◆ **Data entries**:
»»

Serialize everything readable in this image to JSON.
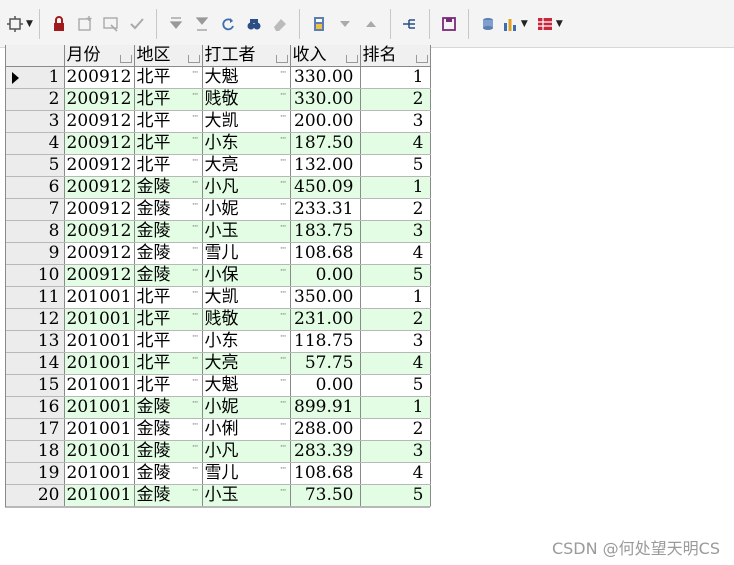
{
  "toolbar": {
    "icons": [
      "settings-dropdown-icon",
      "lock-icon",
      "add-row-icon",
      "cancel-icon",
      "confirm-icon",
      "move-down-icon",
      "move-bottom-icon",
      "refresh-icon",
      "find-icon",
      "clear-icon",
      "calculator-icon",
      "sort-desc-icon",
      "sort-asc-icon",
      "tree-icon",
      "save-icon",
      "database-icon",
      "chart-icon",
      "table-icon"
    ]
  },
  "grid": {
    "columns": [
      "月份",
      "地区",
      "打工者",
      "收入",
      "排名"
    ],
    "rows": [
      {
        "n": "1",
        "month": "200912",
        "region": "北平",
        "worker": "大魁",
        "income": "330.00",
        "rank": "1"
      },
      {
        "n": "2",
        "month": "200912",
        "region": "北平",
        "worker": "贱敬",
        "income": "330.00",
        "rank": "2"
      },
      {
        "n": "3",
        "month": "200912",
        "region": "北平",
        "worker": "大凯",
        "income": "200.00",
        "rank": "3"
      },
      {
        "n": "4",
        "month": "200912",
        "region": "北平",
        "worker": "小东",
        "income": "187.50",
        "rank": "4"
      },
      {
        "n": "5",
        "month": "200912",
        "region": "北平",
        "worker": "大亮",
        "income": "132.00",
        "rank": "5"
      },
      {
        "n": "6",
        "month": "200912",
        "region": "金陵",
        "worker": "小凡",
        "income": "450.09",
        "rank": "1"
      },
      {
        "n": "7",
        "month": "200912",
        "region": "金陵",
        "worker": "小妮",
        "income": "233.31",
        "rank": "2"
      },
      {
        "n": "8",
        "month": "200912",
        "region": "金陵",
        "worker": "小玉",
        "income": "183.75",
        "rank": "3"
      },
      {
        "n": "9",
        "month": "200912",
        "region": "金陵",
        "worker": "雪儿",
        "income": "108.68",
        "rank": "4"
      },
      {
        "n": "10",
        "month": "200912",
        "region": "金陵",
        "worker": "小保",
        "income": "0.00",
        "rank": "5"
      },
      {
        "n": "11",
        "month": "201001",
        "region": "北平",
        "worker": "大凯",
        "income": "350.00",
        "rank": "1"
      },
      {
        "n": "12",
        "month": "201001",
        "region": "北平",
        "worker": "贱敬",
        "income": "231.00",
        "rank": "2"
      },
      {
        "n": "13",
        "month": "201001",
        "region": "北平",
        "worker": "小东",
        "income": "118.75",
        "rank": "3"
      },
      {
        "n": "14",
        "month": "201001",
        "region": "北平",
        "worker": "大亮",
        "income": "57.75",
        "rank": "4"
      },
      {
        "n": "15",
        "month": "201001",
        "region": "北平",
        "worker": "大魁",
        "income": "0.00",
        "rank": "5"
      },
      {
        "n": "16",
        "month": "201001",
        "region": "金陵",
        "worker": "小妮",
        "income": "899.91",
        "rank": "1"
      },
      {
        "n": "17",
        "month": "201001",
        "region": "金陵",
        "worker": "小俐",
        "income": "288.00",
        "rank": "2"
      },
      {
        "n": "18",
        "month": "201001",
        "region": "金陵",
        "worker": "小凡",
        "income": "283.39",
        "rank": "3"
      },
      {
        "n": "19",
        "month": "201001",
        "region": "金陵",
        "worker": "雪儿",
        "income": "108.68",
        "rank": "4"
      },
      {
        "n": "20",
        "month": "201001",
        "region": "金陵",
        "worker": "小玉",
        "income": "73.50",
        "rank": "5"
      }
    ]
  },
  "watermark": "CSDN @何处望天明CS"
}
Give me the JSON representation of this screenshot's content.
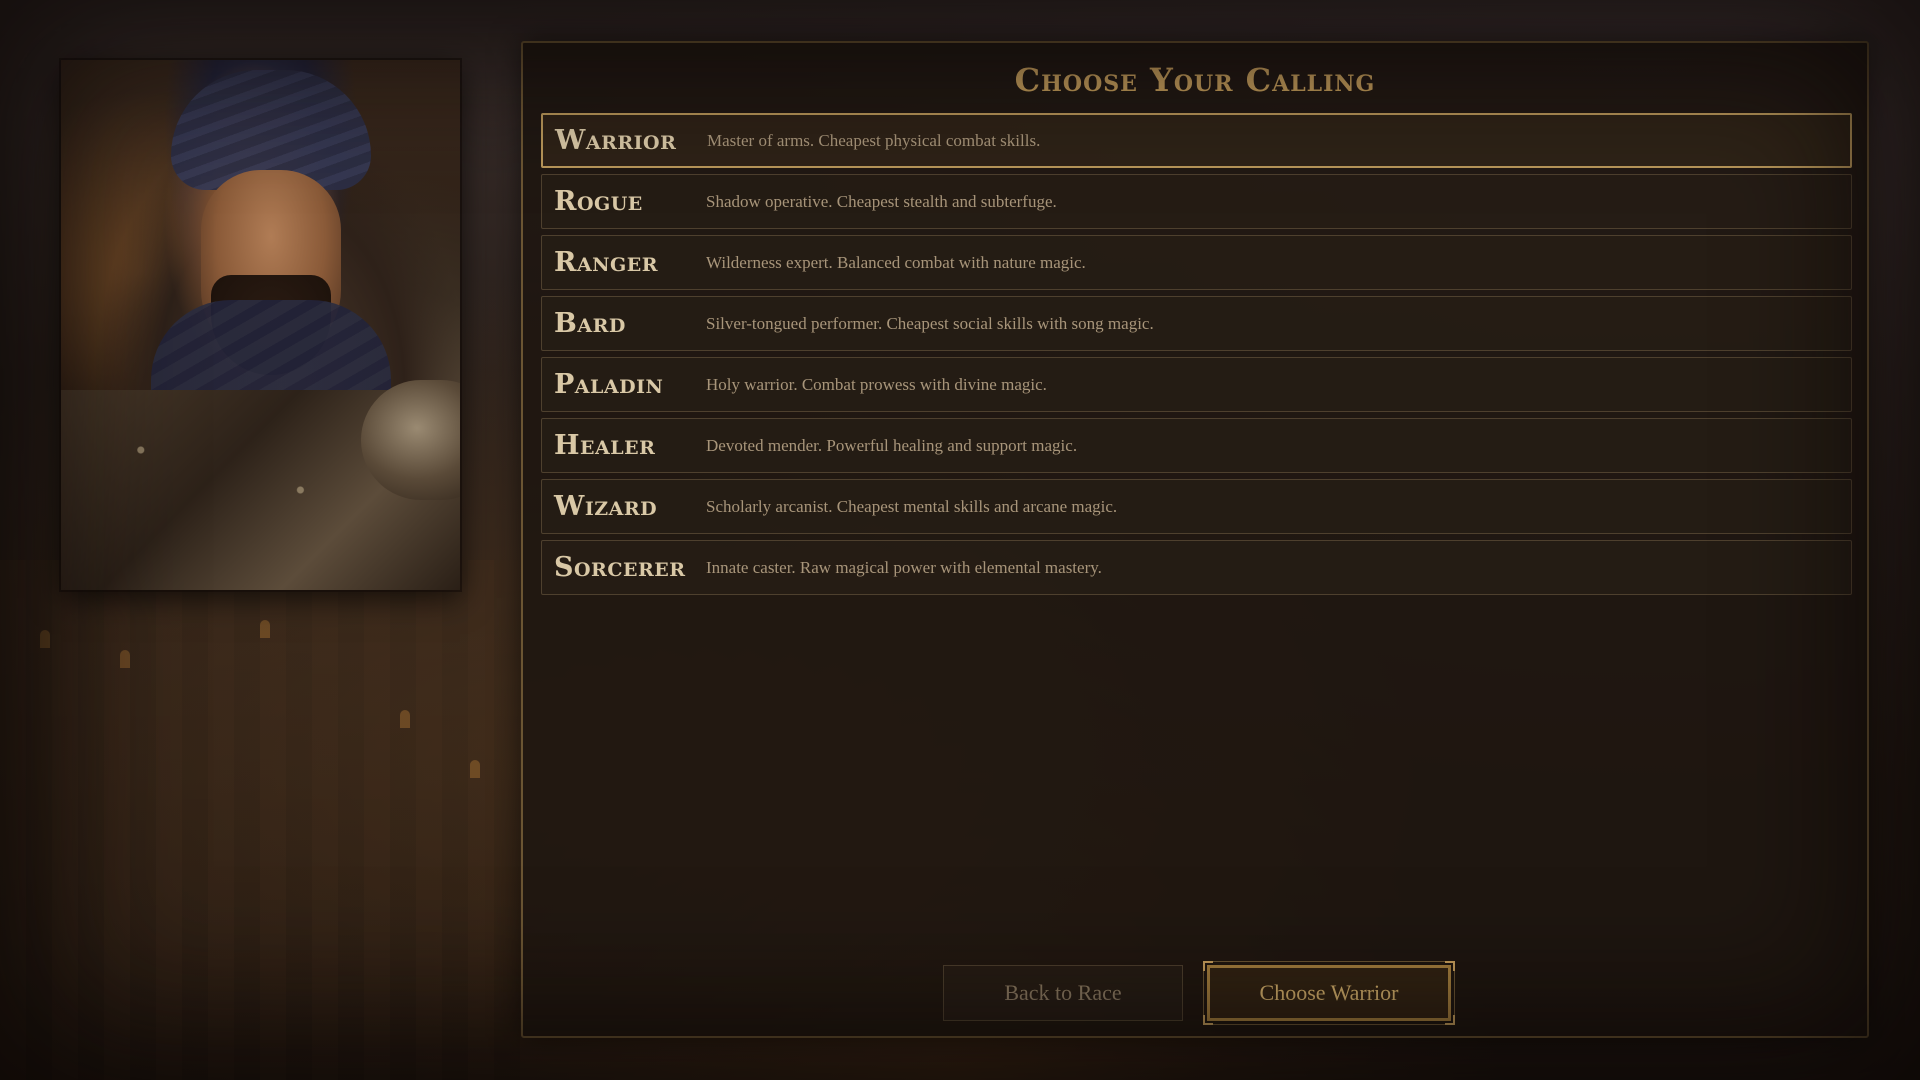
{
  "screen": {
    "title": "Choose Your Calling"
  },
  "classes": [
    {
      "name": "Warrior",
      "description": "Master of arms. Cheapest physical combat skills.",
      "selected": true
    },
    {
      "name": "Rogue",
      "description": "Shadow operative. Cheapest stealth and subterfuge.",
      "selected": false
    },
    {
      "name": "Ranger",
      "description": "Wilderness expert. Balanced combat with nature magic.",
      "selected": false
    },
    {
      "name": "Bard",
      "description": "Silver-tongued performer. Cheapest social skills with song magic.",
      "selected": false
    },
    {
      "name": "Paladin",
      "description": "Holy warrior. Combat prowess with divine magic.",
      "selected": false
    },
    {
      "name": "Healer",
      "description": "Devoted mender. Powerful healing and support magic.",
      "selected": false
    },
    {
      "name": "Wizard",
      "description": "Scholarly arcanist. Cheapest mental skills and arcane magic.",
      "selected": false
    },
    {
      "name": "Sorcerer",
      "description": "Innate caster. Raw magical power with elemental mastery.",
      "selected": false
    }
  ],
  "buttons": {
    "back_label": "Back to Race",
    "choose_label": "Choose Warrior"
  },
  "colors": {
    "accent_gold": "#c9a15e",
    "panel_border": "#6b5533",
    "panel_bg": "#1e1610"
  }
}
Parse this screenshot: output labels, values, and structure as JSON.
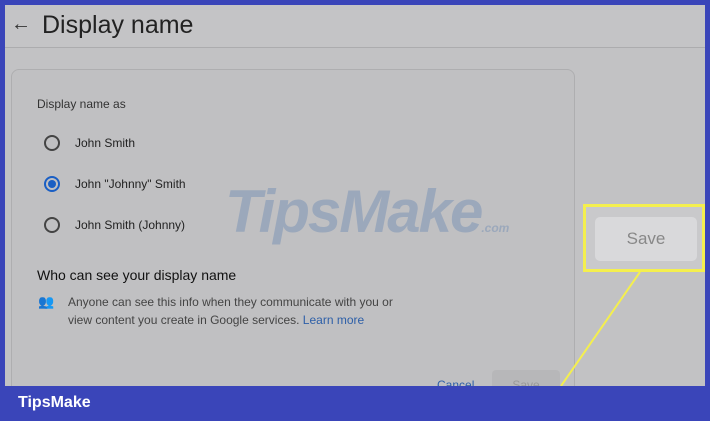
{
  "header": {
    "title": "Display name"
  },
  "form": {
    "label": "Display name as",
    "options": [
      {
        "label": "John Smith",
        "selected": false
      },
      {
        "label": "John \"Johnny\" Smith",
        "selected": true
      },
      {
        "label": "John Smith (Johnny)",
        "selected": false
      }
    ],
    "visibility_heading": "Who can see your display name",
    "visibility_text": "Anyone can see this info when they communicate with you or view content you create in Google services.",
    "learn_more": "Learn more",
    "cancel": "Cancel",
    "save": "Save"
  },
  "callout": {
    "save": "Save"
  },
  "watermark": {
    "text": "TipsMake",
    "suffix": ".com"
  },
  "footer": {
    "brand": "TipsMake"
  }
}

««

◆ **Given exercise**: Write the full listing out again with every line unchanged, but include no pictures.

◆ **Complete answer**:
Serialize everything readable in this image to JSON.
{
  "toolbar": {
    "icons": [
      "settings-dropdown-icon",
      "lock-icon",
      "add-row-icon",
      "cancel-icon",
      "confirm-icon",
      "move-down-icon",
      "move-bottom-icon",
      "refresh-icon",
      "find-icon",
      "clear-icon",
      "calculator-icon",
      "sort-desc-icon",
      "sort-asc-icon",
      "tree-icon",
      "save-icon",
      "database-icon",
      "chart-icon",
      "table-icon"
    ]
  },
  "grid": {
    "columns": [
      "月份",
      "地区",
      "打工者",
      "收入",
      "排名"
    ],
    "rows": [
      {
        "n": "1",
        "month": "200912",
        "region": "北平",
        "worker": "大魁",
        "income": "330.00",
        "rank": "1"
      },
      {
        "n": "2",
        "month": "200912",
        "region": "北平",
        "worker": "贱敬",
        "income": "330.00",
        "rank": "2"
      },
      {
        "n": "3",
        "month": "200912",
        "region": "北平",
        "worker": "大凯",
        "income": "200.00",
        "rank": "3"
      },
      {
        "n": "4",
        "month": "200912",
        "region": "北平",
        "worker": "小东",
        "income": "187.50",
        "rank": "4"
      },
      {
        "n": "5",
        "month": "200912",
        "region": "北平",
        "worker": "大亮",
        "income": "132.00",
        "rank": "5"
      },
      {
        "n": "6",
        "month": "200912",
        "region": "金陵",
        "worker": "小凡",
        "income": "450.09",
        "rank": "1"
      },
      {
        "n": "7",
        "month": "200912",
        "region": "金陵",
        "worker": "小妮",
        "income": "233.31",
        "rank": "2"
      },
      {
        "n": "8",
        "month": "200912",
        "region": "金陵",
        "worker": "小玉",
        "income": "183.75",
        "rank": "3"
      },
      {
        "n": "9",
        "month": "200912",
        "region": "金陵",
        "worker": "雪儿",
        "income": "108.68",
        "rank": "4"
      },
      {
        "n": "10",
        "month": "200912",
        "region": "金陵",
        "worker": "小保",
        "income": "0.00",
        "rank": "5"
      },
      {
        "n": "11",
        "month": "201001",
        "region": "北平",
        "worker": "大凯",
        "income": "350.00",
        "rank": "1"
      },
      {
        "n": "12",
        "month": "201001",
        "region": "北平",
        "worker": "贱敬",
        "income": "231.00",
        "rank": "2"
      },
      {
        "n": "13",
        "month": "201001",
        "region": "北平",
        "worker": "小东",
        "income": "118.75",
        "rank": "3"
      },
      {
        "n": "14",
        "month": "201001",
        "region": "北平",
        "worker": "大亮",
        "income": "57.75",
        "rank": "4"
      },
      {
        "n": "15",
        "month": "201001",
        "region": "北平",
        "worker": "大魁",
        "income": "0.00",
        "rank": "5"
      },
      {
        "n": "16",
        "month": "201001",
        "region": "金陵",
        "worker": "小妮",
        "income": "899.91",
        "rank": "1"
      },
      {
        "n": "17",
        "month": "201001",
        "region": "金陵",
        "worker": "小俐",
        "income": "288.00",
        "rank": "2"
      },
      {
        "n": "18",
        "month": "201001",
        "region": "金陵",
        "worker": "小凡",
        "income": "283.39",
        "rank": "3"
      },
      {
        "n": "19",
        "month": "201001",
        "region": "金陵",
        "worker": "雪儿",
        "income": "108.68",
        "rank": "4"
      },
      {
        "n": "20",
        "month": "201001",
        "region": "金陵",
        "worker": "小玉",
        "income": "73.50",
        "rank": "5"
      }
    ]
  },
  "watermark": "CSDN @何处望天明CS"
}
Give me the JSON representation of this screenshot's content.
{
  "screen": {
    "title": "Choose Your Calling"
  },
  "classes": [
    {
      "name": "Warrior",
      "description": "Master of arms. Cheapest physical combat skills.",
      "selected": true
    },
    {
      "name": "Rogue",
      "description": "Shadow operative. Cheapest stealth and subterfuge.",
      "selected": false
    },
    {
      "name": "Ranger",
      "description": "Wilderness expert. Balanced combat with nature magic.",
      "selected": false
    },
    {
      "name": "Bard",
      "description": "Silver-tongued performer. Cheapest social skills with song magic.",
      "selected": false
    },
    {
      "name": "Paladin",
      "description": "Holy warrior. Combat prowess with divine magic.",
      "selected": false
    },
    {
      "name": "Healer",
      "description": "Devoted mender. Powerful healing and support magic.",
      "selected": false
    },
    {
      "name": "Wizard",
      "description": "Scholarly arcanist. Cheapest mental skills and arcane magic.",
      "selected": false
    },
    {
      "name": "Sorcerer",
      "description": "Innate caster. Raw magical power with elemental mastery.",
      "selected": false
    }
  ],
  "buttons": {
    "back_label": "Back to Race",
    "choose_label": "Choose Warrior"
  },
  "colors": {
    "accent_gold": "#c9a15e",
    "panel_border": "#6b5533",
    "panel_bg": "#1e1610"
  }
}
Parse this screenshot: output labels, values, and structure as JSON.
{
  "header": {
    "title": "Display name"
  },
  "form": {
    "label": "Display name as",
    "options": [
      {
        "label": "John Smith",
        "selected": false
      },
      {
        "label": "John \"Johnny\" Smith",
        "selected": true
      },
      {
        "label": "John Smith (Johnny)",
        "selected": false
      }
    ],
    "visibility_heading": "Who can see your display name",
    "visibility_text": "Anyone can see this info when they communicate with you or view content you create in Google services.",
    "learn_more": "Learn more",
    "cancel": "Cancel",
    "save": "Save"
  },
  "callout": {
    "save": "Save"
  },
  "watermark": {
    "text": "TipsMake",
    "suffix": ".com"
  },
  "footer": {
    "brand": "TipsMake"
  }
}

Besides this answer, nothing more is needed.